**STATED GOAL**
Quote all entries exactly, leaving pictures aside.

## Begin INPUT MATERIAL

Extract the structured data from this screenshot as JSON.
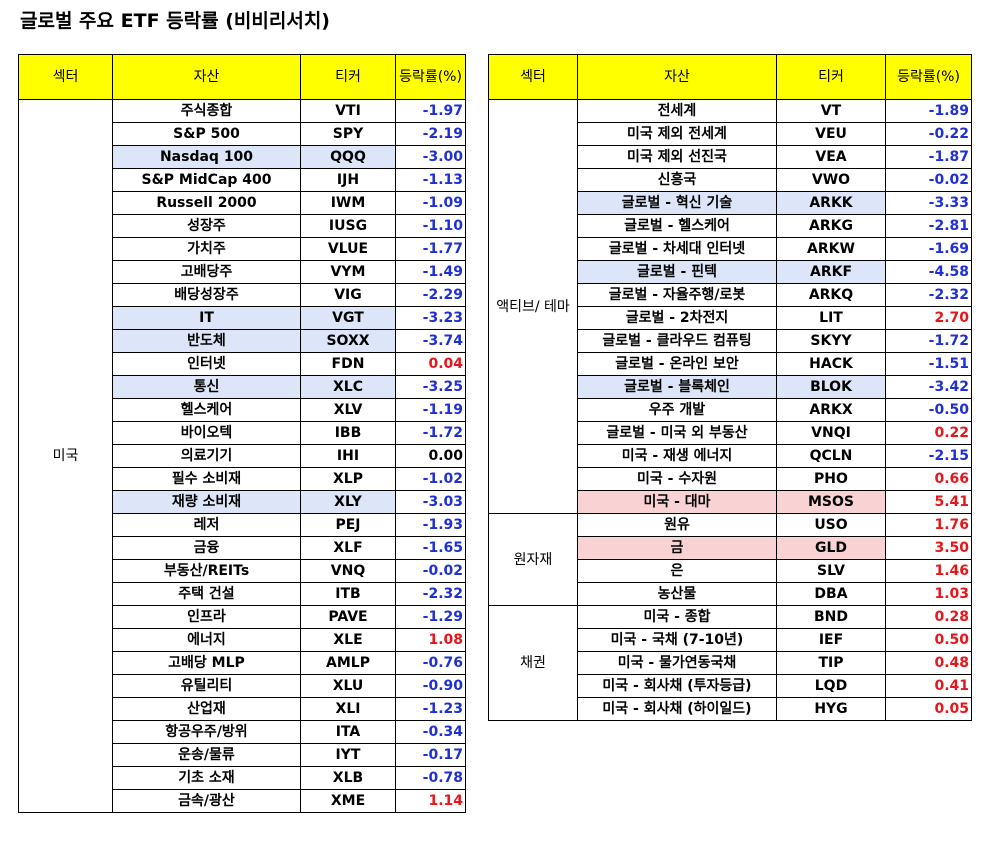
{
  "title": "글로벌 주요 ETF 등락률 (비비리서치)",
  "headers": {
    "sector": "섹터",
    "asset": "자산",
    "ticker": "티커",
    "return": "등락률(%)"
  },
  "left_table": {
    "groups": [
      {
        "sector": "미국",
        "rows": [
          {
            "asset": "주식종합",
            "ticker": "VTI",
            "ret": "-1.97",
            "hl": ""
          },
          {
            "asset": "S&P 500",
            "ticker": "SPY",
            "ret": "-2.19",
            "hl": ""
          },
          {
            "asset": "Nasdaq 100",
            "ticker": "QQQ",
            "ret": "-3.00",
            "hl": "blue"
          },
          {
            "asset": "S&P MidCap 400",
            "ticker": "IJH",
            "ret": "-1.13",
            "hl": ""
          },
          {
            "asset": "Russell 2000",
            "ticker": "IWM",
            "ret": "-1.09",
            "hl": ""
          },
          {
            "asset": "성장주",
            "ticker": "IUSG",
            "ret": "-1.10",
            "hl": ""
          },
          {
            "asset": "가치주",
            "ticker": "VLUE",
            "ret": "-1.77",
            "hl": ""
          },
          {
            "asset": "고배당주",
            "ticker": "VYM",
            "ret": "-1.49",
            "hl": ""
          },
          {
            "asset": "배당성장주",
            "ticker": "VIG",
            "ret": "-2.29",
            "hl": ""
          },
          {
            "asset": "IT",
            "ticker": "VGT",
            "ret": "-3.23",
            "hl": "blue"
          },
          {
            "asset": "반도체",
            "ticker": "SOXX",
            "ret": "-3.74",
            "hl": "blue"
          },
          {
            "asset": "인터넷",
            "ticker": "FDN",
            "ret": "0.04",
            "hl": ""
          },
          {
            "asset": "통신",
            "ticker": "XLC",
            "ret": "-3.25",
            "hl": "blue"
          },
          {
            "asset": "헬스케어",
            "ticker": "XLV",
            "ret": "-1.19",
            "hl": ""
          },
          {
            "asset": "바이오텍",
            "ticker": "IBB",
            "ret": "-1.72",
            "hl": ""
          },
          {
            "asset": "의료기기",
            "ticker": "IHI",
            "ret": "0.00",
            "hl": ""
          },
          {
            "asset": "필수 소비재",
            "ticker": "XLP",
            "ret": "-1.02",
            "hl": ""
          },
          {
            "asset": "재량 소비재",
            "ticker": "XLY",
            "ret": "-3.03",
            "hl": "blue"
          },
          {
            "asset": "레저",
            "ticker": "PEJ",
            "ret": "-1.93",
            "hl": ""
          },
          {
            "asset": "금융",
            "ticker": "XLF",
            "ret": "-1.65",
            "hl": ""
          },
          {
            "asset": "부동산/REITs",
            "ticker": "VNQ",
            "ret": "-0.02",
            "hl": ""
          },
          {
            "asset": "주택 건설",
            "ticker": "ITB",
            "ret": "-2.32",
            "hl": ""
          },
          {
            "asset": "인프라",
            "ticker": "PAVE",
            "ret": "-1.29",
            "hl": ""
          },
          {
            "asset": "에너지",
            "ticker": "XLE",
            "ret": "1.08",
            "hl": ""
          },
          {
            "asset": "고배당 MLP",
            "ticker": "AMLP",
            "ret": "-0.76",
            "hl": ""
          },
          {
            "asset": "유틸리티",
            "ticker": "XLU",
            "ret": "-0.90",
            "hl": ""
          },
          {
            "asset": "산업재",
            "ticker": "XLI",
            "ret": "-1.23",
            "hl": ""
          },
          {
            "asset": "항공우주/방위",
            "ticker": "ITA",
            "ret": "-0.34",
            "hl": ""
          },
          {
            "asset": "운송/물류",
            "ticker": "IYT",
            "ret": "-0.17",
            "hl": ""
          },
          {
            "asset": "기초 소재",
            "ticker": "XLB",
            "ret": "-0.78",
            "hl": ""
          },
          {
            "asset": "금속/광산",
            "ticker": "XME",
            "ret": "1.14",
            "hl": ""
          }
        ]
      }
    ]
  },
  "right_table": {
    "groups": [
      {
        "sector": "액티브/ 테마",
        "rows": [
          {
            "asset": "전세계",
            "ticker": "VT",
            "ret": "-1.89",
            "hl": ""
          },
          {
            "asset": "미국 제외 전세계",
            "ticker": "VEU",
            "ret": "-0.22",
            "hl": ""
          },
          {
            "asset": "미국 제외 선진국",
            "ticker": "VEA",
            "ret": "-1.87",
            "hl": ""
          },
          {
            "asset": "신흥국",
            "ticker": "VWO",
            "ret": "-0.02",
            "hl": ""
          },
          {
            "asset": "글로벌 - 혁신 기술",
            "ticker": "ARKK",
            "ret": "-3.33",
            "hl": "blue"
          },
          {
            "asset": "글로벌 - 헬스케어",
            "ticker": "ARKG",
            "ret": "-2.81",
            "hl": ""
          },
          {
            "asset": "글로벌 - 차세대 인터넷",
            "ticker": "ARKW",
            "ret": "-1.69",
            "hl": ""
          },
          {
            "asset": "글로벌 - 핀텍",
            "ticker": "ARKF",
            "ret": "-4.58",
            "hl": "blue"
          },
          {
            "asset": "글로벌 - 자율주행/로봇",
            "ticker": "ARKQ",
            "ret": "-2.32",
            "hl": ""
          },
          {
            "asset": "글로벌 - 2차전지",
            "ticker": "LIT",
            "ret": "2.70",
            "hl": ""
          },
          {
            "asset": "글로벌 - 클라우드 컴퓨팅",
            "ticker": "SKYY",
            "ret": "-1.72",
            "hl": ""
          },
          {
            "asset": "글로벌 - 온라인 보안",
            "ticker": "HACK",
            "ret": "-1.51",
            "hl": ""
          },
          {
            "asset": "글로벌 - 블록체인",
            "ticker": "BLOK",
            "ret": "-3.42",
            "hl": "blue"
          },
          {
            "asset": "우주 개발",
            "ticker": "ARKX",
            "ret": "-0.50",
            "hl": ""
          },
          {
            "asset": "글로벌 - 미국 외 부동산",
            "ticker": "VNQI",
            "ret": "0.22",
            "hl": ""
          },
          {
            "asset": "미국 - 재생 에너지",
            "ticker": "QCLN",
            "ret": "-2.15",
            "hl": ""
          },
          {
            "asset": "미국 - 수자원",
            "ticker": "PHO",
            "ret": "0.66",
            "hl": ""
          },
          {
            "asset": "미국 - 대마",
            "ticker": "MSOS",
            "ret": "5.41",
            "hl": "pink"
          }
        ]
      },
      {
        "sector": "원자재",
        "rows": [
          {
            "asset": "원유",
            "ticker": "USO",
            "ret": "1.76",
            "hl": ""
          },
          {
            "asset": "금",
            "ticker": "GLD",
            "ret": "3.50",
            "hl": "pink"
          },
          {
            "asset": "은",
            "ticker": "SLV",
            "ret": "1.46",
            "hl": ""
          },
          {
            "asset": "농산물",
            "ticker": "DBA",
            "ret": "1.03",
            "hl": ""
          }
        ]
      },
      {
        "sector": "채권",
        "rows": [
          {
            "asset": "미국 - 종합",
            "ticker": "BND",
            "ret": "0.28",
            "hl": ""
          },
          {
            "asset": "미국 - 국채 (7-10년)",
            "ticker": "IEF",
            "ret": "0.50",
            "hl": ""
          },
          {
            "asset": "미국 - 물가연동국채",
            "ticker": "TIP",
            "ret": "0.48",
            "hl": ""
          },
          {
            "asset": "미국 - 회사채 (투자등급)",
            "ticker": "LQD",
            "ret": "0.41",
            "hl": ""
          },
          {
            "asset": "미국 - 회사채 (하이일드)",
            "ticker": "HYG",
            "ret": "0.05",
            "hl": ""
          }
        ]
      }
    ]
  },
  "colors": {
    "header_bg": "#ffff00",
    "highlight_blue": "#dce6f8",
    "highlight_pink": "#f9d3d3",
    "negative": "#1f2fd6",
    "positive": "#e8151b"
  }
}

## End INPUT MATERIAL

**RESPONSE TO THIS TASK**
Extract the structured data from this screenshot as JSON.
{
  "title": "글로벌 주요 ETF 등락률 (비비리서치)",
  "headers": {
    "sector": "섹터",
    "asset": "자산",
    "ticker": "티커",
    "return": "등락률(%)"
  },
  "left_table": {
    "groups": [
      {
        "sector": "미국",
        "rows": [
          {
            "asset": "주식종합",
            "ticker": "VTI",
            "ret": "-1.97",
            "hl": ""
          },
          {
            "asset": "S&P 500",
            "ticker": "SPY",
            "ret": "-2.19",
            "hl": ""
          },
          {
            "asset": "Nasdaq 100",
            "ticker": "QQQ",
            "ret": "-3.00",
            "hl": "blue"
          },
          {
            "asset": "S&P MidCap 400",
            "ticker": "IJH",
            "ret": "-1.13",
            "hl": ""
          },
          {
            "asset": "Russell 2000",
            "ticker": "IWM",
            "ret": "-1.09",
            "hl": ""
          },
          {
            "asset": "성장주",
            "ticker": "IUSG",
            "ret": "-1.10",
            "hl": ""
          },
          {
            "asset": "가치주",
            "ticker": "VLUE",
            "ret": "-1.77",
            "hl": ""
          },
          {
            "asset": "고배당주",
            "ticker": "VYM",
            "ret": "-1.49",
            "hl": ""
          },
          {
            "asset": "배당성장주",
            "ticker": "VIG",
            "ret": "-2.29",
            "hl": ""
          },
          {
            "asset": "IT",
            "ticker": "VGT",
            "ret": "-3.23",
            "hl": "blue"
          },
          {
            "asset": "반도체",
            "ticker": "SOXX",
            "ret": "-3.74",
            "hl": "blue"
          },
          {
            "asset": "인터넷",
            "ticker": "FDN",
            "ret": "0.04",
            "hl": ""
          },
          {
            "asset": "통신",
            "ticker": "XLC",
            "ret": "-3.25",
            "hl": "blue"
          },
          {
            "asset": "헬스케어",
            "ticker": "XLV",
            "ret": "-1.19",
            "hl": ""
          },
          {
            "asset": "바이오텍",
            "ticker": "IBB",
            "ret": "-1.72",
            "hl": ""
          },
          {
            "asset": "의료기기",
            "ticker": "IHI",
            "ret": "0.00",
            "hl": ""
          },
          {
            "asset": "필수 소비재",
            "ticker": "XLP",
            "ret": "-1.02",
            "hl": ""
          },
          {
            "asset": "재량 소비재",
            "ticker": "XLY",
            "ret": "-3.03",
            "hl": "blue"
          },
          {
            "asset": "레저",
            "ticker": "PEJ",
            "ret": "-1.93",
            "hl": ""
          },
          {
            "asset": "금융",
            "ticker": "XLF",
            "ret": "-1.65",
            "hl": ""
          },
          {
            "asset": "부동산/REITs",
            "ticker": "VNQ",
            "ret": "-0.02",
            "hl": ""
          },
          {
            "asset": "주택 건설",
            "ticker": "ITB",
            "ret": "-2.32",
            "hl": ""
          },
          {
            "asset": "인프라",
            "ticker": "PAVE",
            "ret": "-1.29",
            "hl": ""
          },
          {
            "asset": "에너지",
            "ticker": "XLE",
            "ret": "1.08",
            "hl": ""
          },
          {
            "asset": "고배당 MLP",
            "ticker": "AMLP",
            "ret": "-0.76",
            "hl": ""
          },
          {
            "asset": "유틸리티",
            "ticker": "XLU",
            "ret": "-0.90",
            "hl": ""
          },
          {
            "asset": "산업재",
            "ticker": "XLI",
            "ret": "-1.23",
            "hl": ""
          },
          {
            "asset": "항공우주/방위",
            "ticker": "ITA",
            "ret": "-0.34",
            "hl": ""
          },
          {
            "asset": "운송/물류",
            "ticker": "IYT",
            "ret": "-0.17",
            "hl": ""
          },
          {
            "asset": "기초 소재",
            "ticker": "XLB",
            "ret": "-0.78",
            "hl": ""
          },
          {
            "asset": "금속/광산",
            "ticker": "XME",
            "ret": "1.14",
            "hl": ""
          }
        ]
      }
    ]
  },
  "right_table": {
    "groups": [
      {
        "sector": "액티브/ 테마",
        "rows": [
          {
            "asset": "전세계",
            "ticker": "VT",
            "ret": "-1.89",
            "hl": ""
          },
          {
            "asset": "미국 제외 전세계",
            "ticker": "VEU",
            "ret": "-0.22",
            "hl": ""
          },
          {
            "asset": "미국 제외 선진국",
            "ticker": "VEA",
            "ret": "-1.87",
            "hl": ""
          },
          {
            "asset": "신흥국",
            "ticker": "VWO",
            "ret": "-0.02",
            "hl": ""
          },
          {
            "asset": "글로벌 - 혁신 기술",
            "ticker": "ARKK",
            "ret": "-3.33",
            "hl": "blue"
          },
          {
            "asset": "글로벌 - 헬스케어",
            "ticker": "ARKG",
            "ret": "-2.81",
            "hl": ""
          },
          {
            "asset": "글로벌 - 차세대 인터넷",
            "ticker": "ARKW",
            "ret": "-1.69",
            "hl": ""
          },
          {
            "asset": "글로벌 - 핀텍",
            "ticker": "ARKF",
            "ret": "-4.58",
            "hl": "blue"
          },
          {
            "asset": "글로벌 - 자율주행/로봇",
            "ticker": "ARKQ",
            "ret": "-2.32",
            "hl": ""
          },
          {
            "asset": "글로벌 - 2차전지",
            "ticker": "LIT",
            "ret": "2.70",
            "hl": ""
          },
          {
            "asset": "글로벌 - 클라우드 컴퓨팅",
            "ticker": "SKYY",
            "ret": "-1.72",
            "hl": ""
          },
          {
            "asset": "글로벌 - 온라인 보안",
            "ticker": "HACK",
            "ret": "-1.51",
            "hl": ""
          },
          {
            "asset": "글로벌 - 블록체인",
            "ticker": "BLOK",
            "ret": "-3.42",
            "hl": "blue"
          },
          {
            "asset": "우주 개발",
            "ticker": "ARKX",
            "ret": "-0.50",
            "hl": ""
          },
          {
            "asset": "글로벌 - 미국 외 부동산",
            "ticker": "VNQI",
            "ret": "0.22",
            "hl": ""
          },
          {
            "asset": "미국 - 재생 에너지",
            "ticker": "QCLN",
            "ret": "-2.15",
            "hl": ""
          },
          {
            "asset": "미국 - 수자원",
            "ticker": "PHO",
            "ret": "0.66",
            "hl": ""
          },
          {
            "asset": "미국 - 대마",
            "ticker": "MSOS",
            "ret": "5.41",
            "hl": "pink"
          }
        ]
      },
      {
        "sector": "원자재",
        "rows": [
          {
            "asset": "원유",
            "ticker": "USO",
            "ret": "1.76",
            "hl": ""
          },
          {
            "asset": "금",
            "ticker": "GLD",
            "ret": "3.50",
            "hl": "pink"
          },
          {
            "asset": "은",
            "ticker": "SLV",
            "ret": "1.46",
            "hl": ""
          },
          {
            "asset": "농산물",
            "ticker": "DBA",
            "ret": "1.03",
            "hl": ""
          }
        ]
      },
      {
        "sector": "채권",
        "rows": [
          {
            "asset": "미국 - 종합",
            "ticker": "BND",
            "ret": "0.28",
            "hl": ""
          },
          {
            "asset": "미국 - 국채 (7-10년)",
            "ticker": "IEF",
            "ret": "0.50",
            "hl": ""
          },
          {
            "asset": "미국 - 물가연동국채",
            "ticker": "TIP",
            "ret": "0.48",
            "hl": ""
          },
          {
            "asset": "미국 - 회사채 (투자등급)",
            "ticker": "LQD",
            "ret": "0.41",
            "hl": ""
          },
          {
            "asset": "미국 - 회사채 (하이일드)",
            "ticker": "HYG",
            "ret": "0.05",
            "hl": ""
          }
        ]
      }
    ]
  },
  "colors": {
    "header_bg": "#ffff00",
    "highlight_blue": "#dce6f8",
    "highlight_pink": "#f9d3d3",
    "negative": "#1f2fd6",
    "positive": "#e8151b"
  }
}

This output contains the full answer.